Aufgabenstellung
[1] Übertragen Sie aus dem Bericht über das Herbstsymposion den Satz „Man trifft sich gerne zu Beginn des Arbeitsjahres.“ ins Englische.
[2] Führen Sie den Bericht über das Herbstsymposion im Anschluss an seinen letzten Satz weiter.

Textauszug
-*-

„Erlösung“ ist das vielleicht wichtigste Thema der Schrift und die Mitte Glaubens. Für glaubende Menschen ist zwar klar: Erlösung kommt von Gott. Doch wie kann das alte und beinahe schon verstaubte Wort „Erlösung“ neu gefüllt und belebt werden?

Dietmar Steinmair

Das Herbstsymposion der Katholischen Kirche hat als pastorale Fortbildungsveranstaltung für Religionslehrer/innen und in der Pastoral Tätige Tradition. In diesem Jahr ist die Veranstaltung so stark besucht wie selten zuvor. Man trifft sich gerne zu Beginn des Arbeitsjahres. Viele bekannte Gesichter, aber auch neue sind zu sehen. Am Ende des ersten Symposionstages werden Mitarbeiter/innen in ihre pastoralen Aufgaben entsendet.

Erlösung und Erschöpfung

Das Thema der beiden Tage zielt auf theologische Kernfragen: Was heißt „Erlösung“? Bin ich erlöst? Wenn ja, durch wen? Wie genau hat Jesus Christus die Welt erlöst, so wie es in den Gebeten heißt? Kann auch ich persönlich auf Erlösung, sprich: auf den Himmel hoffen? Wie kann „Erlösung“ gedacht werden in einer Zeit, die vielfach erschöpft - den einzelnen Menschen ebenso wie die Mit- und Umwelt? Und das mit den „Rucksäcken“ einer theologischen Tradition, die einerseits vom Opfergedanken des Kreuzestodes Christi geprägt ist und andererseits vom Himmel als Belohnung für ein moralisch bestmöglich absolviertes Leben.

Osten gegen Westen

Roman Siebenrock, Professor für Systematische Theologie an der Universität Innsbruck, zeichnet in seinem Referat einige Meilensteine im Erlösungsverständnis nach. Wie so oft ist auch hier auf die alte Kirche zu blicken. Die byzantinische Tradition tendiert zur so genannten „Allerlösung“: Gott ist Mensch geworden, damit wir „göttlich“ werden, an Gott teilhaben können. Erlösung geschieht in diesem „wunderbaren Tausch“ der Inkarnation.

-*-

Gespeicherte Einträge:
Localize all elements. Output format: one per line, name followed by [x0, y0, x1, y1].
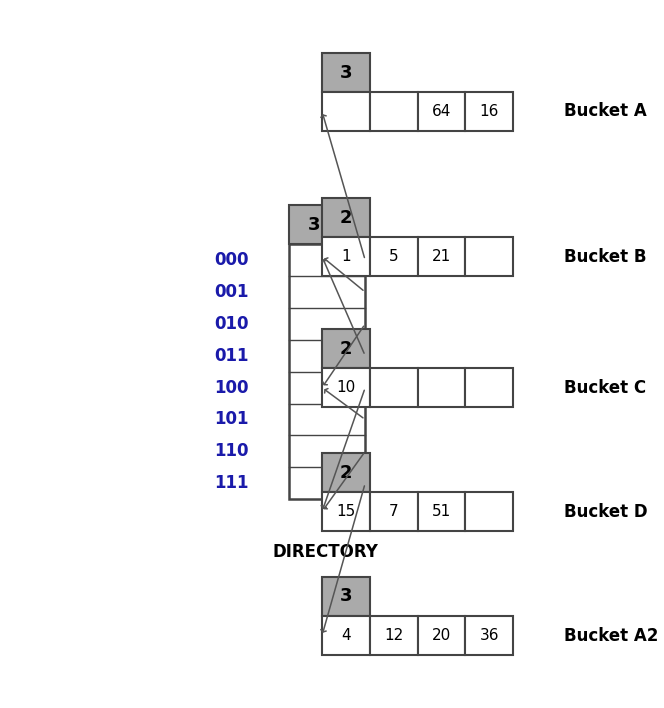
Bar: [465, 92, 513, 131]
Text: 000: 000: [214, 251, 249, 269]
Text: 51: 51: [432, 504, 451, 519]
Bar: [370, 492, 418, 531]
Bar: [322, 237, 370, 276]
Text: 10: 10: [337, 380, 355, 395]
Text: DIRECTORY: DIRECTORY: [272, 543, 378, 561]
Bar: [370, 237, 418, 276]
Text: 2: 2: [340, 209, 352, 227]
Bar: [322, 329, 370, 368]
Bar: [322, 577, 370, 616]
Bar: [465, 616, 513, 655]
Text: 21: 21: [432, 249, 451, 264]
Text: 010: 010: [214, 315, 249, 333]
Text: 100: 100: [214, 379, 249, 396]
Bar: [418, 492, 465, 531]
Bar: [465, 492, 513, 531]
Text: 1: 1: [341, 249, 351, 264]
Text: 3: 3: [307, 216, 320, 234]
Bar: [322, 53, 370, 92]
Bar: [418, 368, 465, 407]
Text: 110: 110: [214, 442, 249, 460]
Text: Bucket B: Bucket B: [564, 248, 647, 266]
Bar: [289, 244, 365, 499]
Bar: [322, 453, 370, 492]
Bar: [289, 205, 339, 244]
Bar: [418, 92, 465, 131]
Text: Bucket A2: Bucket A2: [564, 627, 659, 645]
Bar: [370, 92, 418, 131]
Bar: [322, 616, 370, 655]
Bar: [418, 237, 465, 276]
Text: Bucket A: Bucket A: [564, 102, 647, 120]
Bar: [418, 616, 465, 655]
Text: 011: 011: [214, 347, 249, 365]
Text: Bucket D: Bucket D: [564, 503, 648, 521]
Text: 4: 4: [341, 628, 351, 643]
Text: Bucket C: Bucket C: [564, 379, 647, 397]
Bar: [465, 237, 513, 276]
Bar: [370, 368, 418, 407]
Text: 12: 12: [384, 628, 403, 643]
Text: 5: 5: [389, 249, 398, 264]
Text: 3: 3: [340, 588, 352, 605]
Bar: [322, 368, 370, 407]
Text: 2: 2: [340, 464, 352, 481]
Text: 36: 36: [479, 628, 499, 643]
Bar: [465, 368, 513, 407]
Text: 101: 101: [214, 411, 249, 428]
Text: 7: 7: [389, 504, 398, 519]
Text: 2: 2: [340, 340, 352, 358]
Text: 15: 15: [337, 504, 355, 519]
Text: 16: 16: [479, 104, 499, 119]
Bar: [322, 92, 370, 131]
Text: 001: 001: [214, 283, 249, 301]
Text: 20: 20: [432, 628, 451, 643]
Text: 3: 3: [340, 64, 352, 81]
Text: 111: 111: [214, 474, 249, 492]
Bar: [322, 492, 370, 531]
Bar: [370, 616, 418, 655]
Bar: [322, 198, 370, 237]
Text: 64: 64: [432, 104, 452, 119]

-*-

Lösungen
[1] People like to get together at the start of the working year.

[2]
Der Westen, geprägt durch das Rechtsdenken des Imperium Romanum, versteht die Beziehung zu Gott eher als Ordnung und tendiert zur „Heilsangst“, so Siebenrock. Die durch die Sünde der Menschen durcheinander geratene Welt muss wieder in Ordnung gebracht werden. Da die (Erb-)Sünde der Menschen übergroß ist, braucht es letztlich Gottes Sohn zur Versöhnung zwischen Gott und Welt. Und da schon der Exodus-Bund im Alten Testament mit Blut besiegelt wurde, legte sich der Gedanke an ein von Gott gefordertes (blutiges) Opfer nahe.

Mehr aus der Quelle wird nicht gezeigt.